━━━━━ Supplied records ━━━━━

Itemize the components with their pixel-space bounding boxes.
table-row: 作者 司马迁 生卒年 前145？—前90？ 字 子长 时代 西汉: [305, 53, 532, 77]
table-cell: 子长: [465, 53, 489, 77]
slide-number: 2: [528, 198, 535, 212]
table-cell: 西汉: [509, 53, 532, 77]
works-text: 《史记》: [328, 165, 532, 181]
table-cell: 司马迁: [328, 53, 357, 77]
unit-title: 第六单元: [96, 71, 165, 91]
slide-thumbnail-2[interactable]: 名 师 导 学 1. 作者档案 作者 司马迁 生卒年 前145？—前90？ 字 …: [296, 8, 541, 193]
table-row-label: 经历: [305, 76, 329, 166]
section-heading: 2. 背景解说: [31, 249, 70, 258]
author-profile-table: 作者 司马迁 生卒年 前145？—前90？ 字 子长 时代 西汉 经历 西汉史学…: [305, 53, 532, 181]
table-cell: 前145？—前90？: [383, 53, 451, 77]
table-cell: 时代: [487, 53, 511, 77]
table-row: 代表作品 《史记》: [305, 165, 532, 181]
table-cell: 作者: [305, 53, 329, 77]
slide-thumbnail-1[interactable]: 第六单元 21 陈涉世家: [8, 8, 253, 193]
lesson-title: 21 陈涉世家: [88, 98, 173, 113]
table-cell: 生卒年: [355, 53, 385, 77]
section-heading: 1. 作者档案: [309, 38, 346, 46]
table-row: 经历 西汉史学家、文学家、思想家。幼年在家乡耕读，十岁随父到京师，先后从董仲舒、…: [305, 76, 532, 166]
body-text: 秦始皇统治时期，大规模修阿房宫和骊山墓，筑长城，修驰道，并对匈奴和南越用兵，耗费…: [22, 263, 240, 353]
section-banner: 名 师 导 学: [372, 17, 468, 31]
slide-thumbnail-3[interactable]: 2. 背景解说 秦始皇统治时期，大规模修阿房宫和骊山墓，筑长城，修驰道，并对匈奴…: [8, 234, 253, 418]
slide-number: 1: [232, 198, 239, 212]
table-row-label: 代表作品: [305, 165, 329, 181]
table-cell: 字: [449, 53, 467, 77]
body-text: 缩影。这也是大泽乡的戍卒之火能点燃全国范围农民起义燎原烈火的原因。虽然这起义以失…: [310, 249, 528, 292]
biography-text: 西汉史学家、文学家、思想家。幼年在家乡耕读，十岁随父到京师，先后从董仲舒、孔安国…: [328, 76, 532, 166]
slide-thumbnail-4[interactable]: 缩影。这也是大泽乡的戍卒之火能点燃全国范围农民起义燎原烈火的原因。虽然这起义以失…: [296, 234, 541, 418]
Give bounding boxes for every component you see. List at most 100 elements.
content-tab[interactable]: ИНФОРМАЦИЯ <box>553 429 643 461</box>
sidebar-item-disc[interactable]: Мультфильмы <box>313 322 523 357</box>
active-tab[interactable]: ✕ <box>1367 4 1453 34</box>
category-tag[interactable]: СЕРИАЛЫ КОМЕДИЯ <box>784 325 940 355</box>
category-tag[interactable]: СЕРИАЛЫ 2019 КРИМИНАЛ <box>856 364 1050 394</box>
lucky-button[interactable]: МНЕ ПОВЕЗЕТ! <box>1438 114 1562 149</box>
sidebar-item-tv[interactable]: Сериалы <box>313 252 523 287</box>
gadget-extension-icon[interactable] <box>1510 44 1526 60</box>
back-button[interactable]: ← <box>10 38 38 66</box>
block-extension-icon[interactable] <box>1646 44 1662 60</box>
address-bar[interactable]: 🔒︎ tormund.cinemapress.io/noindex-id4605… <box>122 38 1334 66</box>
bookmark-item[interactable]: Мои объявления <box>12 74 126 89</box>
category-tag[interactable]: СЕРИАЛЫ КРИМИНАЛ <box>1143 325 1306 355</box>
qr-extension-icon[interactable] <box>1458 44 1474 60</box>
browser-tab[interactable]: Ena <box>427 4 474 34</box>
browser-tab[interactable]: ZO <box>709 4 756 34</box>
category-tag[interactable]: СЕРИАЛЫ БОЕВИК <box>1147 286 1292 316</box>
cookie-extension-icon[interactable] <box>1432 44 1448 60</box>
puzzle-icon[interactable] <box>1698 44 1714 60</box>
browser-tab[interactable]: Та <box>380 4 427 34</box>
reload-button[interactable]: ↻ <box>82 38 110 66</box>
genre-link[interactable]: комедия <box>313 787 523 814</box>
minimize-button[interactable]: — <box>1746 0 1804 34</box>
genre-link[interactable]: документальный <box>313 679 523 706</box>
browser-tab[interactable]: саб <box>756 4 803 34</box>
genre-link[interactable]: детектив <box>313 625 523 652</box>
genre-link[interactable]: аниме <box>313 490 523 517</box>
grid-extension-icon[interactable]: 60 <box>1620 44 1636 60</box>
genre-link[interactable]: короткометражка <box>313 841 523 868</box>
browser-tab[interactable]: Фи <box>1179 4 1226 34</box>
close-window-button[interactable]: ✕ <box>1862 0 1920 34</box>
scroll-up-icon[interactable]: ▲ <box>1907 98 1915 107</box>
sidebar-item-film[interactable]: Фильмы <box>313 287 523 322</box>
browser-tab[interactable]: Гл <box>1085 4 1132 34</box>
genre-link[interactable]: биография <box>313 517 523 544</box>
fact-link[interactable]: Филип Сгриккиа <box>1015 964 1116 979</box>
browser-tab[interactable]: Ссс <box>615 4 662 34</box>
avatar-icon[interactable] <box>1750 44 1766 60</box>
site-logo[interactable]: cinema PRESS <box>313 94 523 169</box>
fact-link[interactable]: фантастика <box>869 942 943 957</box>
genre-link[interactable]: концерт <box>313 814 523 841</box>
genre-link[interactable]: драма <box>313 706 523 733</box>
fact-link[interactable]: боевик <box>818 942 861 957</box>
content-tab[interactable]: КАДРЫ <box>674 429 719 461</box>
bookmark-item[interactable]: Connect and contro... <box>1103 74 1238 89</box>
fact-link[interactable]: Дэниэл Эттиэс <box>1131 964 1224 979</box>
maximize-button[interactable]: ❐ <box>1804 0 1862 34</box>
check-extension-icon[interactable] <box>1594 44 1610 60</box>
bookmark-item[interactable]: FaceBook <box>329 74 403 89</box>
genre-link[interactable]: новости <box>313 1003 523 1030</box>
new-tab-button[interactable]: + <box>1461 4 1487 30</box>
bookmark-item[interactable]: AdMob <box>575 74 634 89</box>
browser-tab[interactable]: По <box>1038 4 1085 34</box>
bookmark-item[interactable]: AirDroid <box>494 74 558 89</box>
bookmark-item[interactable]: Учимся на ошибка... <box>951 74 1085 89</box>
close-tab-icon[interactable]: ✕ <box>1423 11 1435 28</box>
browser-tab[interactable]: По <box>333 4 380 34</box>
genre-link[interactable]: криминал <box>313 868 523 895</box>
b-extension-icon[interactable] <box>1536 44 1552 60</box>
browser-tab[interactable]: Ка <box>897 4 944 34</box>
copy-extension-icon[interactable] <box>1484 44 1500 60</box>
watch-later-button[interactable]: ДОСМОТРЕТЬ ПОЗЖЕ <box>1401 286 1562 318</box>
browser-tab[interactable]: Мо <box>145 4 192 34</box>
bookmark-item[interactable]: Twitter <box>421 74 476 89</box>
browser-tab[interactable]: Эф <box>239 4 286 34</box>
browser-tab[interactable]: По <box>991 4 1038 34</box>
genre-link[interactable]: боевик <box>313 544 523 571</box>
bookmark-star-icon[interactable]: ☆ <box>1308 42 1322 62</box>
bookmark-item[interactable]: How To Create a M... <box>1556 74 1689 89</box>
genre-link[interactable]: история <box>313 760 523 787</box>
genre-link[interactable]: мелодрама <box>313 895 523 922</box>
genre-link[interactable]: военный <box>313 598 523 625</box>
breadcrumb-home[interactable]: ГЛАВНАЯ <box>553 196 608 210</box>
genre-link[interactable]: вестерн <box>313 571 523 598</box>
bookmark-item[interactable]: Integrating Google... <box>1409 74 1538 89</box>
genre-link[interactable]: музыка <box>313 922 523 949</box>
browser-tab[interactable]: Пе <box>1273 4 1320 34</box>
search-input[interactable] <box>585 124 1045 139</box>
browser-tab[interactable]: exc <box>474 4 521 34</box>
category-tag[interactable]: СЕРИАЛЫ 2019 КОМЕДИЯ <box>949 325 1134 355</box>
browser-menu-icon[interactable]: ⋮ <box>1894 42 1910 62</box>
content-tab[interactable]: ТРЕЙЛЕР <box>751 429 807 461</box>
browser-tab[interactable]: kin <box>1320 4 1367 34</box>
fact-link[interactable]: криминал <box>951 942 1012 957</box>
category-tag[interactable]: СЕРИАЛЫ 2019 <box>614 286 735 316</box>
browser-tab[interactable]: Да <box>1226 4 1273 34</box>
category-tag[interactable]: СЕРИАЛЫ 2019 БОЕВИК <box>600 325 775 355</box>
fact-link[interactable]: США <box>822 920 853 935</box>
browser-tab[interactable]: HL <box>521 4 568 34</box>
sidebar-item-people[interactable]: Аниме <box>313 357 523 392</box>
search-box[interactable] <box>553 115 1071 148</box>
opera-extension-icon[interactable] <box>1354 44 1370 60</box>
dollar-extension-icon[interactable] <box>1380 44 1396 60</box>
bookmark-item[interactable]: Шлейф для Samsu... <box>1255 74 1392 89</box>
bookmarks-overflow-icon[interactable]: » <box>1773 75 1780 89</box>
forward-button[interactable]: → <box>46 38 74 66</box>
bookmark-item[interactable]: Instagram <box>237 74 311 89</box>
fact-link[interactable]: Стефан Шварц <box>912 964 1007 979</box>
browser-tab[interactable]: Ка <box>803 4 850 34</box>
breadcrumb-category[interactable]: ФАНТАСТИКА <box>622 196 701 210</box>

━━━━━

The request →
Can you transcribe, character for character, every line from the start of the records down to and including the line with "234, 541, 418]"?

Result for this task →
Itemize the components with their pixel-space bounding boxes.
table-row: 作者 司马迁 生卒年 前145？—前90？ 字 子长 时代 西汉: [305, 53, 532, 77]
table-cell: 子长: [465, 53, 489, 77]
slide-number: 2: [528, 198, 535, 212]
table-cell: 西汉: [509, 53, 532, 77]
works-text: 《史记》: [328, 165, 532, 181]
table-cell: 司马迁: [328, 53, 357, 77]
unit-title: 第六单元: [96, 71, 165, 91]
slide-thumbnail-2[interactable]: 名 师 导 学 1. 作者档案 作者 司马迁 生卒年 前145？—前90？ 字 …: [296, 8, 541, 193]
table-row-label: 经历: [305, 76, 329, 166]
section-heading: 2. 背景解说: [31, 249, 70, 258]
author-profile-table: 作者 司马迁 生卒年 前145？—前90？ 字 子长 时代 西汉 经历 西汉史学…: [305, 53, 532, 181]
table-cell: 前145？—前90？: [383, 53, 451, 77]
table-cell: 时代: [487, 53, 511, 77]
table-row: 代表作品 《史记》: [305, 165, 532, 181]
table-cell: 作者: [305, 53, 329, 77]
slide-thumbnail-1[interactable]: 第六单元 21 陈涉世家: [8, 8, 253, 193]
lesson-title: 21 陈涉世家: [88, 98, 173, 113]
table-cell: 生卒年: [355, 53, 385, 77]
section-heading: 1. 作者档案: [309, 38, 346, 46]
table-row: 经历 西汉史学家、文学家、思想家。幼年在家乡耕读，十岁随父到京师，先后从董仲舒、…: [305, 76, 532, 166]
body-text: 秦始皇统治时期，大规模修阿房宫和骊山墓，筑长城，修驰道，并对匈奴和南越用兵，耗费…: [22, 263, 240, 353]
section-banner: 名 师 导 学: [372, 17, 468, 31]
slide-thumbnail-3[interactable]: 2. 背景解说 秦始皇统治时期，大规模修阿房宫和骊山墓，筑长城，修驰道，并对匈奴…: [8, 234, 253, 418]
slide-number: 1: [232, 198, 239, 212]
table-row-label: 代表作品: [305, 165, 329, 181]
table-cell: 字: [449, 53, 467, 77]
body-text: 缩影。这也是大泽乡的戍卒之火能点燃全国范围农民起义燎原烈火的原因。虽然这起义以失…: [310, 249, 528, 292]
biography-text: 西汉史学家、文学家、思想家。幼年在家乡耕读，十岁随父到京师，先后从董仲舒、孔安国…: [328, 76, 532, 166]
slide-thumbnail-4[interactable]: 缩影。这也是大泽乡的戍卒之火能点燃全国范围农民起义燎原烈火的原因。虽然这起义以失…: [296, 234, 541, 418]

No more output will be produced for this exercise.